**PROBLEM REQUIREMENTS**
Please set down all the lines beneath this one exactly, without the pictures.

----------------------------------------

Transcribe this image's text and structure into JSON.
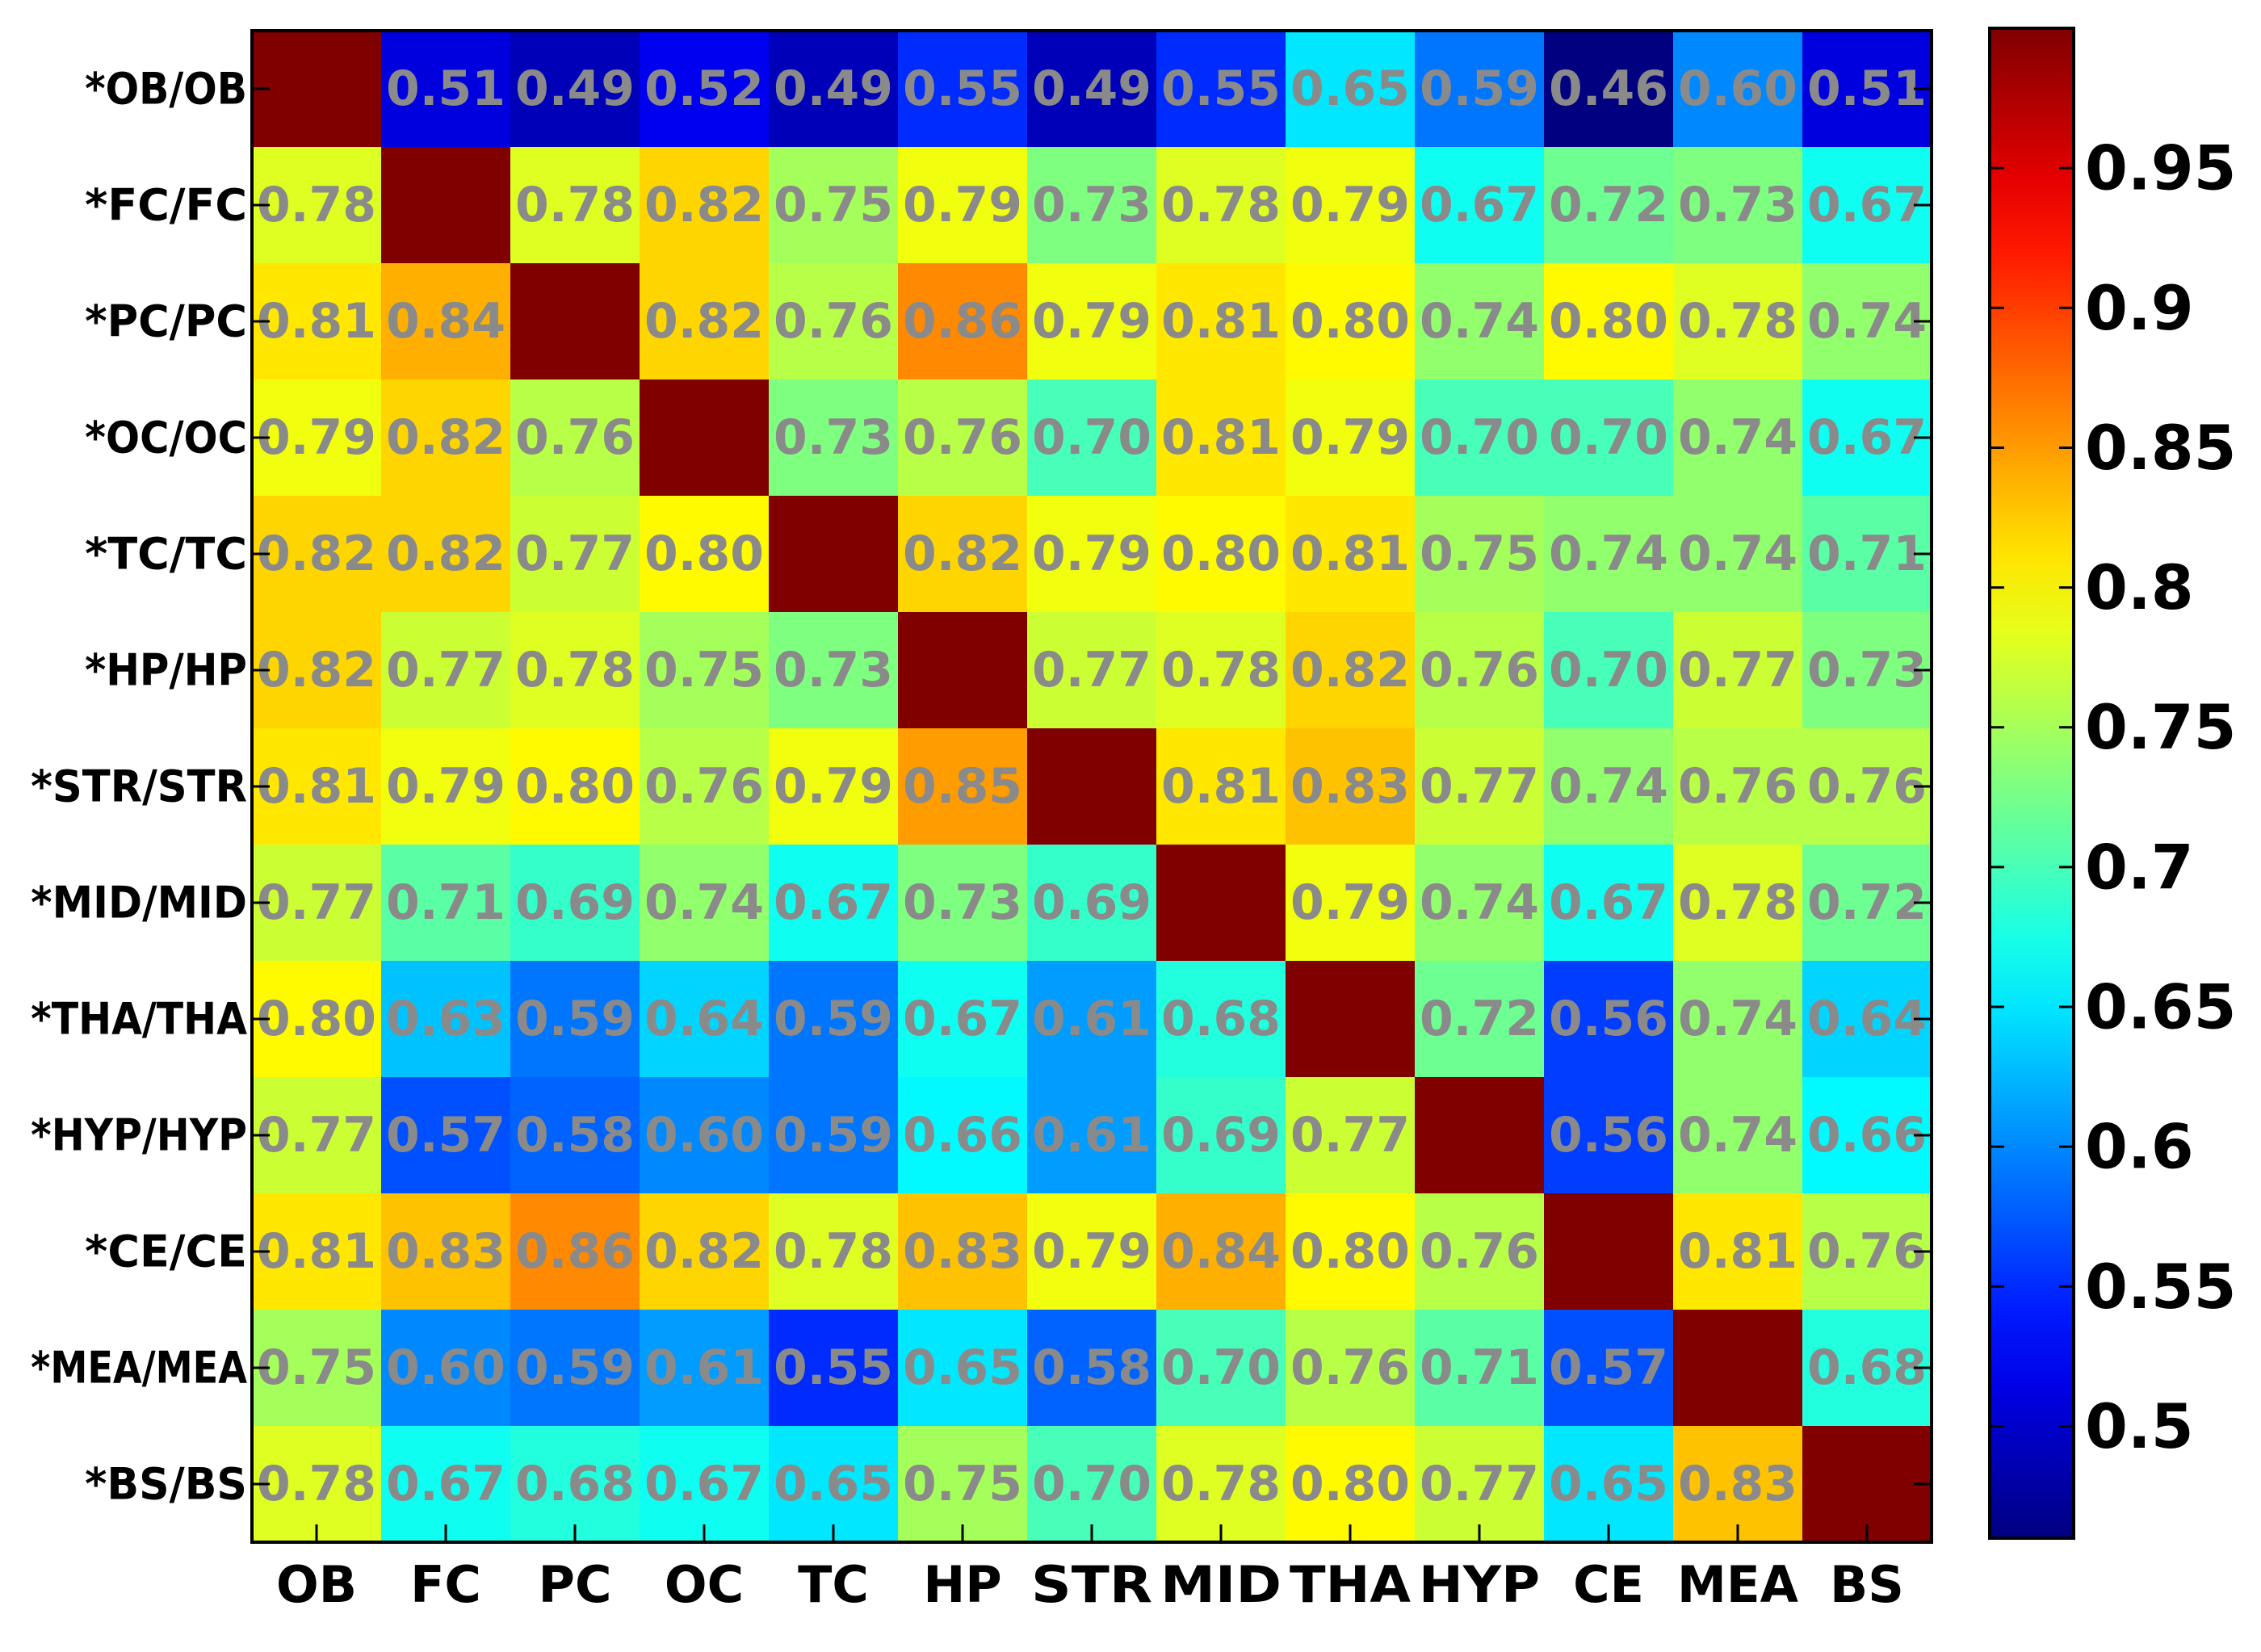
{
  "chart_data": {
    "type": "heatmap",
    "row_labels": [
      "*OB/OB",
      "*FC/FC",
      "*PC/PC",
      "*OC/OC",
      "*TC/TC",
      "*HP/HP",
      "*STR/STR",
      "*MID/MID",
      "*THA/THA",
      "*HYP/HYP",
      "*CE/CE",
      "*MEA/MEA",
      "*BS/BS"
    ],
    "col_labels": [
      "OB",
      "FC",
      "PC",
      "OC",
      "TC",
      "HP",
      "STR",
      "MID",
      "THA",
      "HYP",
      "CE",
      "MEA",
      "BS"
    ],
    "values": [
      [
        1.0,
        0.51,
        0.49,
        0.52,
        0.49,
        0.55,
        0.49,
        0.55,
        0.65,
        0.59,
        0.46,
        0.6,
        0.51
      ],
      [
        0.78,
        1.0,
        0.78,
        0.82,
        0.75,
        0.79,
        0.73,
        0.78,
        0.79,
        0.67,
        0.72,
        0.73,
        0.67
      ],
      [
        0.81,
        0.84,
        1.0,
        0.82,
        0.76,
        0.86,
        0.79,
        0.81,
        0.8,
        0.74,
        0.8,
        0.78,
        0.74
      ],
      [
        0.79,
        0.82,
        0.76,
        1.0,
        0.73,
        0.76,
        0.7,
        0.81,
        0.79,
        0.7,
        0.7,
        0.74,
        0.67
      ],
      [
        0.82,
        0.82,
        0.77,
        0.8,
        1.0,
        0.82,
        0.79,
        0.8,
        0.81,
        0.75,
        0.74,
        0.74,
        0.71
      ],
      [
        0.82,
        0.77,
        0.78,
        0.75,
        0.73,
        1.0,
        0.77,
        0.78,
        0.82,
        0.76,
        0.7,
        0.77,
        0.73
      ],
      [
        0.81,
        0.79,
        0.8,
        0.76,
        0.79,
        0.85,
        1.0,
        0.81,
        0.83,
        0.77,
        0.74,
        0.76,
        0.76
      ],
      [
        0.77,
        0.71,
        0.69,
        0.74,
        0.67,
        0.73,
        0.69,
        1.0,
        0.79,
        0.74,
        0.67,
        0.78,
        0.72
      ],
      [
        0.8,
        0.63,
        0.59,
        0.64,
        0.59,
        0.67,
        0.61,
        0.68,
        1.0,
        0.72,
        0.56,
        0.74,
        0.64
      ],
      [
        0.77,
        0.57,
        0.58,
        0.6,
        0.59,
        0.66,
        0.61,
        0.69,
        0.77,
        1.0,
        0.56,
        0.74,
        0.66
      ],
      [
        0.81,
        0.83,
        0.86,
        0.82,
        0.78,
        0.83,
        0.79,
        0.84,
        0.8,
        0.76,
        1.0,
        0.81,
        0.76
      ],
      [
        0.75,
        0.6,
        0.59,
        0.61,
        0.55,
        0.65,
        0.58,
        0.7,
        0.76,
        0.71,
        0.57,
        1.0,
        0.68
      ],
      [
        0.78,
        0.67,
        0.68,
        0.67,
        0.65,
        0.75,
        0.7,
        0.78,
        0.8,
        0.77,
        0.65,
        0.83,
        1.0
      ]
    ],
    "cell_labels": [
      [
        "",
        "0.51",
        "0.49",
        "0.52",
        "0.49",
        "0.55",
        "0.49",
        "0.55",
        "0.65",
        "0.59",
        "0.46",
        "0.60",
        "0.51"
      ],
      [
        "0.78",
        "",
        "0.78",
        "0.82",
        "0.75",
        "0.79",
        "0.73",
        "0.78",
        "0.79",
        "0.67",
        "0.72",
        "0.73",
        "0.67"
      ],
      [
        "0.81",
        "0.84",
        "",
        "0.82",
        "0.76",
        "0.86",
        "0.79",
        "0.81",
        "0.80",
        "0.74",
        "0.80",
        "0.78",
        "0.74"
      ],
      [
        "0.79",
        "0.82",
        "0.76",
        "",
        "0.73",
        "0.76",
        "0.70",
        "0.81",
        "0.79",
        "0.70",
        "0.70",
        "0.74",
        "0.67"
      ],
      [
        "0.82",
        "0.82",
        "0.77",
        "0.80",
        "",
        "0.82",
        "0.79",
        "0.80",
        "0.81",
        "0.75",
        "0.74",
        "0.74",
        "0.71"
      ],
      [
        "0.82",
        "0.77",
        "0.78",
        "0.75",
        "0.73",
        "",
        "0.77",
        "0.78",
        "0.82",
        "0.76",
        "0.70",
        "0.77",
        "0.73"
      ],
      [
        "0.81",
        "0.79",
        "0.80",
        "0.76",
        "0.79",
        "0.85",
        "",
        "0.81",
        "0.83",
        "0.77",
        "0.74",
        "0.76",
        "0.76"
      ],
      [
        "0.77",
        "0.71",
        "0.69",
        "0.74",
        "0.67",
        "0.73",
        "0.69",
        "",
        "0.79",
        "0.74",
        "0.67",
        "0.78",
        "0.72"
      ],
      [
        "0.80",
        "0.63",
        "0.59",
        "0.64",
        "0.59",
        "0.67",
        "0.61",
        "0.68",
        "",
        "0.72",
        "0.56",
        "0.74",
        "0.64"
      ],
      [
        "0.77",
        "0.57",
        "0.58",
        "0.60",
        "0.59",
        "0.66",
        "0.61",
        "0.69",
        "0.77",
        "",
        "0.56",
        "0.74",
        "0.66"
      ],
      [
        "0.81",
        "0.83",
        "0.86",
        "0.82",
        "0.78",
        "0.83",
        "0.79",
        "0.84",
        "0.80",
        "0.76",
        "",
        "0.81",
        "0.76"
      ],
      [
        "0.75",
        "0.60",
        "0.59",
        "0.61",
        "0.55",
        "0.65",
        "0.58",
        "0.70",
        "0.76",
        "0.71",
        "0.57",
        "",
        "0.68"
      ],
      [
        "0.78",
        "0.67",
        "0.68",
        "0.67",
        "0.65",
        "0.75",
        "0.70",
        "0.78",
        "0.80",
        "0.77",
        "0.65",
        "0.83",
        ""
      ]
    ],
    "colormap": "jet",
    "color_range": [
      0.46,
      1.0
    ],
    "colorbar_ticks": [
      0.5,
      0.55,
      0.6,
      0.65,
      0.7,
      0.75,
      0.8,
      0.85,
      0.9,
      0.95
    ],
    "colorbar_tick_labels": [
      "0.5",
      "0.55",
      "0.6",
      "0.65",
      "0.7",
      "0.75",
      "0.8",
      "0.85",
      "0.9",
      "0.95"
    ],
    "cell_text_color": "#8a8a8a",
    "title": "",
    "xlabel": "",
    "ylabel": ""
  }
}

----------------------------------------

**PROBLEM SOLUTION**
Transcribe this image's text and structure into JSON.
{
  "chart_data": {
    "type": "heatmap",
    "row_labels": [
      "*OB/OB",
      "*FC/FC",
      "*PC/PC",
      "*OC/OC",
      "*TC/TC",
      "*HP/HP",
      "*STR/STR",
      "*MID/MID",
      "*THA/THA",
      "*HYP/HYP",
      "*CE/CE",
      "*MEA/MEA",
      "*BS/BS"
    ],
    "col_labels": [
      "OB",
      "FC",
      "PC",
      "OC",
      "TC",
      "HP",
      "STR",
      "MID",
      "THA",
      "HYP",
      "CE",
      "MEA",
      "BS"
    ],
    "values": [
      [
        1.0,
        0.51,
        0.49,
        0.52,
        0.49,
        0.55,
        0.49,
        0.55,
        0.65,
        0.59,
        0.46,
        0.6,
        0.51
      ],
      [
        0.78,
        1.0,
        0.78,
        0.82,
        0.75,
        0.79,
        0.73,
        0.78,
        0.79,
        0.67,
        0.72,
        0.73,
        0.67
      ],
      [
        0.81,
        0.84,
        1.0,
        0.82,
        0.76,
        0.86,
        0.79,
        0.81,
        0.8,
        0.74,
        0.8,
        0.78,
        0.74
      ],
      [
        0.79,
        0.82,
        0.76,
        1.0,
        0.73,
        0.76,
        0.7,
        0.81,
        0.79,
        0.7,
        0.7,
        0.74,
        0.67
      ],
      [
        0.82,
        0.82,
        0.77,
        0.8,
        1.0,
        0.82,
        0.79,
        0.8,
        0.81,
        0.75,
        0.74,
        0.74,
        0.71
      ],
      [
        0.82,
        0.77,
        0.78,
        0.75,
        0.73,
        1.0,
        0.77,
        0.78,
        0.82,
        0.76,
        0.7,
        0.77,
        0.73
      ],
      [
        0.81,
        0.79,
        0.8,
        0.76,
        0.79,
        0.85,
        1.0,
        0.81,
        0.83,
        0.77,
        0.74,
        0.76,
        0.76
      ],
      [
        0.77,
        0.71,
        0.69,
        0.74,
        0.67,
        0.73,
        0.69,
        1.0,
        0.79,
        0.74,
        0.67,
        0.78,
        0.72
      ],
      [
        0.8,
        0.63,
        0.59,
        0.64,
        0.59,
        0.67,
        0.61,
        0.68,
        1.0,
        0.72,
        0.56,
        0.74,
        0.64
      ],
      [
        0.77,
        0.57,
        0.58,
        0.6,
        0.59,
        0.66,
        0.61,
        0.69,
        0.77,
        1.0,
        0.56,
        0.74,
        0.66
      ],
      [
        0.81,
        0.83,
        0.86,
        0.82,
        0.78,
        0.83,
        0.79,
        0.84,
        0.8,
        0.76,
        1.0,
        0.81,
        0.76
      ],
      [
        0.75,
        0.6,
        0.59,
        0.61,
        0.55,
        0.65,
        0.58,
        0.7,
        0.76,
        0.71,
        0.57,
        1.0,
        0.68
      ],
      [
        0.78,
        0.67,
        0.68,
        0.67,
        0.65,
        0.75,
        0.7,
        0.78,
        0.8,
        0.77,
        0.65,
        0.83,
        1.0
      ]
    ],
    "cell_labels": [
      [
        "",
        "0.51",
        "0.49",
        "0.52",
        "0.49",
        "0.55",
        "0.49",
        "0.55",
        "0.65",
        "0.59",
        "0.46",
        "0.60",
        "0.51"
      ],
      [
        "0.78",
        "",
        "0.78",
        "0.82",
        "0.75",
        "0.79",
        "0.73",
        "0.78",
        "0.79",
        "0.67",
        "0.72",
        "0.73",
        "0.67"
      ],
      [
        "0.81",
        "0.84",
        "",
        "0.82",
        "0.76",
        "0.86",
        "0.79",
        "0.81",
        "0.80",
        "0.74",
        "0.80",
        "0.78",
        "0.74"
      ],
      [
        "0.79",
        "0.82",
        "0.76",
        "",
        "0.73",
        "0.76",
        "0.70",
        "0.81",
        "0.79",
        "0.70",
        "0.70",
        "0.74",
        "0.67"
      ],
      [
        "0.82",
        "0.82",
        "0.77",
        "0.80",
        "",
        "0.82",
        "0.79",
        "0.80",
        "0.81",
        "0.75",
        "0.74",
        "0.74",
        "0.71"
      ],
      [
        "0.82",
        "0.77",
        "0.78",
        "0.75",
        "0.73",
        "",
        "0.77",
        "0.78",
        "0.82",
        "0.76",
        "0.70",
        "0.77",
        "0.73"
      ],
      [
        "0.81",
        "0.79",
        "0.80",
        "0.76",
        "0.79",
        "0.85",
        "",
        "0.81",
        "0.83",
        "0.77",
        "0.74",
        "0.76",
        "0.76"
      ],
      [
        "0.77",
        "0.71",
        "0.69",
        "0.74",
        "0.67",
        "0.73",
        "0.69",
        "",
        "0.79",
        "0.74",
        "0.67",
        "0.78",
        "0.72"
      ],
      [
        "0.80",
        "0.63",
        "0.59",
        "0.64",
        "0.59",
        "0.67",
        "0.61",
        "0.68",
        "",
        "0.72",
        "0.56",
        "0.74",
        "0.64"
      ],
      [
        "0.77",
        "0.57",
        "0.58",
        "0.60",
        "0.59",
        "0.66",
        "0.61",
        "0.69",
        "0.77",
        "",
        "0.56",
        "0.74",
        "0.66"
      ],
      [
        "0.81",
        "0.83",
        "0.86",
        "0.82",
        "0.78",
        "0.83",
        "0.79",
        "0.84",
        "0.80",
        "0.76",
        "",
        "0.81",
        "0.76"
      ],
      [
        "0.75",
        "0.60",
        "0.59",
        "0.61",
        "0.55",
        "0.65",
        "0.58",
        "0.70",
        "0.76",
        "0.71",
        "0.57",
        "",
        "0.68"
      ],
      [
        "0.78",
        "0.67",
        "0.68",
        "0.67",
        "0.65",
        "0.75",
        "0.70",
        "0.78",
        "0.80",
        "0.77",
        "0.65",
        "0.83",
        ""
      ]
    ],
    "colormap": "jet",
    "color_range": [
      0.46,
      1.0
    ],
    "colorbar_ticks": [
      0.5,
      0.55,
      0.6,
      0.65,
      0.7,
      0.75,
      0.8,
      0.85,
      0.9,
      0.95
    ],
    "colorbar_tick_labels": [
      "0.5",
      "0.55",
      "0.6",
      "0.65",
      "0.7",
      "0.75",
      "0.8",
      "0.85",
      "0.9",
      "0.95"
    ],
    "cell_text_color": "#8a8a8a",
    "title": "",
    "xlabel": "",
    "ylabel": ""
  }
}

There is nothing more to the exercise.